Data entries
━━━━━━━━

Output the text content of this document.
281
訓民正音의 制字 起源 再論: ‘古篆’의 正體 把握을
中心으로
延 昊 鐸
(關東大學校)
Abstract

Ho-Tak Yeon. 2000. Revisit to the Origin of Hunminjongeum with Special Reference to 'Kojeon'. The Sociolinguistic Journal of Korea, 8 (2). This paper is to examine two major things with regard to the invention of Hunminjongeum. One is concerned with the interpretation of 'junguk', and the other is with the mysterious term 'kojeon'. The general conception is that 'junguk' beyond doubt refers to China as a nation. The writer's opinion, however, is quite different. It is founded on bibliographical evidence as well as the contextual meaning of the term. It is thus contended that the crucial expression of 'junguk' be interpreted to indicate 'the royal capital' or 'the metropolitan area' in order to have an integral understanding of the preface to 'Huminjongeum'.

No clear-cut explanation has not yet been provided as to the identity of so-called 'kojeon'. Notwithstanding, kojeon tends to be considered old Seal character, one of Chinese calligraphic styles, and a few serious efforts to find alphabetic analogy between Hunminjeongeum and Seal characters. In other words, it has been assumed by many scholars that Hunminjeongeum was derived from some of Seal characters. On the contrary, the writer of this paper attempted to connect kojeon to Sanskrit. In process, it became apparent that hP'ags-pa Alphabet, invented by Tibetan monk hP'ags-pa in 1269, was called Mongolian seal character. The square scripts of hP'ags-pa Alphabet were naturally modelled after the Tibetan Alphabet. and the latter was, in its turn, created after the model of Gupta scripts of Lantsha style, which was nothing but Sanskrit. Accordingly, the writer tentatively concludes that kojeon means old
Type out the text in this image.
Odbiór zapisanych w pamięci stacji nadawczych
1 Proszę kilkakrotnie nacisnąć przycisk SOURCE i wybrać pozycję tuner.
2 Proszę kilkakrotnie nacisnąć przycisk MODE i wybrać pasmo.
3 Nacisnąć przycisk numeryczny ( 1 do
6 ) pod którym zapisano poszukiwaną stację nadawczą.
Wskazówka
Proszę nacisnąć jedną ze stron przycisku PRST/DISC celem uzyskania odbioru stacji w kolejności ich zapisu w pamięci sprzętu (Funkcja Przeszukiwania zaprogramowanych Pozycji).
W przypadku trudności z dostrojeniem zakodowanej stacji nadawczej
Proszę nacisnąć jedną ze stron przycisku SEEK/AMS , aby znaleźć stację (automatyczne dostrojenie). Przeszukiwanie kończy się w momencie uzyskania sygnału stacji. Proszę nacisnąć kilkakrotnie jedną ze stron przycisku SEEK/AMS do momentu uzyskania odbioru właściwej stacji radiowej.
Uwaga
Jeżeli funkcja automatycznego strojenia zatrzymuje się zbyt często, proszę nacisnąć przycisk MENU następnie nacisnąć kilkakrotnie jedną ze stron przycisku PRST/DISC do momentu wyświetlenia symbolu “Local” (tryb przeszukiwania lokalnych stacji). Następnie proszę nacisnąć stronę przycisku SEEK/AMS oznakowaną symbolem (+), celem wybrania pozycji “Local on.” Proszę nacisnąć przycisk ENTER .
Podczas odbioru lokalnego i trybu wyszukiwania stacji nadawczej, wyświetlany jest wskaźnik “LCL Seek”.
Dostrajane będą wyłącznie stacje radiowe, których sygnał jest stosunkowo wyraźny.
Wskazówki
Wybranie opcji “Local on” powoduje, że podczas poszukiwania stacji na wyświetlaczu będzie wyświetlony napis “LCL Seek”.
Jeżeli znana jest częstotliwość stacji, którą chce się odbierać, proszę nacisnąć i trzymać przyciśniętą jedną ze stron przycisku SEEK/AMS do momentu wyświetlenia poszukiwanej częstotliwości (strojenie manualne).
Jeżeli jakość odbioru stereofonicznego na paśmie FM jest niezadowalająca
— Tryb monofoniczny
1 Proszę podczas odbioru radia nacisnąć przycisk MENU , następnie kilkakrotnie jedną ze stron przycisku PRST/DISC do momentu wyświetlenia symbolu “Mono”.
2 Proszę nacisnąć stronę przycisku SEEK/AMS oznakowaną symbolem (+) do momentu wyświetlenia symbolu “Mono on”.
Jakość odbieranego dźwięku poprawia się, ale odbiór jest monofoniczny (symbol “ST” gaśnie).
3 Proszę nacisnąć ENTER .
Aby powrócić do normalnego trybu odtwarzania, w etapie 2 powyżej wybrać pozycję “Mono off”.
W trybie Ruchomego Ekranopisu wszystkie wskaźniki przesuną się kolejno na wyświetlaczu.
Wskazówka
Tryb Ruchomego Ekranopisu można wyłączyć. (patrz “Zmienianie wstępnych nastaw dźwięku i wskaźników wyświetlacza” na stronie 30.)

━━━━━━━━

* **WHAT YOU WILL DO**: Copy all of the data exactly.

* **SOLUTION TO THIS EXERCISE**:
Output the text content of this document.
281
訓民正音의 制字 起源 再論: ‘古篆’의 正體 把握을
中心으로
延 昊 鐸
(關東大學校)
Abstract

Ho-Tak Yeon. 2000. Revisit to the Origin of Hunminjongeum with Special Reference to 'Kojeon'. The Sociolinguistic Journal of Korea, 8 (2). This paper is to examine two major things with regard to the invention of Hunminjongeum. One is concerned with the interpretation of 'junguk', and the other is with the mysterious term 'kojeon'. The general conception is that 'junguk' beyond doubt refers to China as a nation. The writer's opinion, however, is quite different. It is founded on bibliographical evidence as well as the contextual meaning of the term. It is thus contended that the crucial expression of 'junguk' be interpreted to indicate 'the royal capital' or 'the metropolitan area' in order to have an integral understanding of the preface to 'Huminjongeum'.

No clear-cut explanation has not yet been provided as to the identity of so-called 'kojeon'. Notwithstanding, kojeon tends to be considered old Seal character, one of Chinese calligraphic styles, and a few serious efforts to find alphabetic analogy between Hunminjeongeum and Seal characters. In other words, it has been assumed by many scholars that Hunminjeongeum was derived from some of Seal characters. On the contrary, the writer of this paper attempted to connect kojeon to Sanskrit. In process, it became apparent that hP'ags-pa Alphabet, invented by Tibetan monk hP'ags-pa in 1269, was called Mongolian seal character. The square scripts of hP'ags-pa Alphabet were naturally modelled after the Tibetan Alphabet. and the latter was, in its turn, created after the model of Gupta scripts of Lantsha style, which was nothing but Sanskrit. Accordingly, the writer tentatively concludes that kojeon means old
Type out the text in this image.
Odbiór zapisanych w pamięci stacji nadawczych
1 Proszę kilkakrotnie nacisnąć przycisk SOURCE i wybrać pozycję tuner.
2 Proszę kilkakrotnie nacisnąć przycisk MODE i wybrać pasmo.
3 Nacisnąć przycisk numeryczny ( 1 do
6 ) pod którym zapisano poszukiwaną stację nadawczą.
Wskazówka
Proszę nacisnąć jedną ze stron przycisku PRST/DISC celem uzyskania odbioru stacji w kolejności ich zapisu w pamięci sprzętu (Funkcja Przeszukiwania zaprogramowanych Pozycji).
W przypadku trudności z dostrojeniem zakodowanej stacji nadawczej
Proszę nacisnąć jedną ze stron przycisku SEEK/AMS , aby znaleźć stację (automatyczne dostrojenie). Przeszukiwanie kończy się w momencie uzyskania sygnału stacji. Proszę nacisnąć kilkakrotnie jedną ze stron przycisku SEEK/AMS do momentu uzyskania odbioru właściwej stacji radiowej.
Uwaga
Jeżeli funkcja automatycznego strojenia zatrzymuje się zbyt często, proszę nacisnąć przycisk MENU następnie nacisnąć kilkakrotnie jedną ze stron przycisku PRST/DISC do momentu wyświetlenia symbolu “Local” (tryb przeszukiwania lokalnych stacji). Następnie proszę nacisnąć stronę przycisku SEEK/AMS oznakowaną symbolem (+), celem wybrania pozycji “Local on.” Proszę nacisnąć przycisk ENTER .
Podczas odbioru lokalnego i trybu wyszukiwania stacji nadawczej, wyświetlany jest wskaźnik “LCL Seek”.
Dostrajane będą wyłącznie stacje radiowe, których sygnał jest stosunkowo wyraźny.
Wskazówki
Wybranie opcji “Local on” powoduje, że podczas poszukiwania stacji na wyświetlaczu będzie wyświetlony napis “LCL Seek”.
Jeżeli znana jest częstotliwość stacji, którą chce się odbierać, proszę nacisnąć i trzymać przyciśniętą jedną ze stron przycisku SEEK/AMS do momentu wyświetlenia poszukiwanej częstotliwości (strojenie manualne).
Jeżeli jakość odbioru stereofonicznego na paśmie FM jest niezadowalająca
— Tryb monofoniczny
1 Proszę podczas odbioru radia nacisnąć przycisk MENU , następnie kilkakrotnie jedną ze stron przycisku PRST/DISC do momentu wyświetlenia symbolu “Mono”.
2 Proszę nacisnąć stronę przycisku SEEK/AMS oznakowaną symbolem (+) do momentu wyświetlenia symbolu “Mono on”.
Jakość odbieranego dźwięku poprawia się, ale odbiór jest monofoniczny (symbol “ST” gaśnie).
3 Proszę nacisnąć ENTER .
Aby powrócić do normalnego trybu odtwarzania, w etapie 2 powyżej wybrać pozycję “Mono off”.
W trybie Ruchomego Ekranopisu wszystkie wskaźniki przesuną się kolejno na wyświetlaczu.
Wskazówka
Tryb Ruchomego Ekranopisu można wyłączyć. (patrz “Zmienianie wstępnych nastaw dźwięku i wskaźników wyświetlacza” na stronie 30.)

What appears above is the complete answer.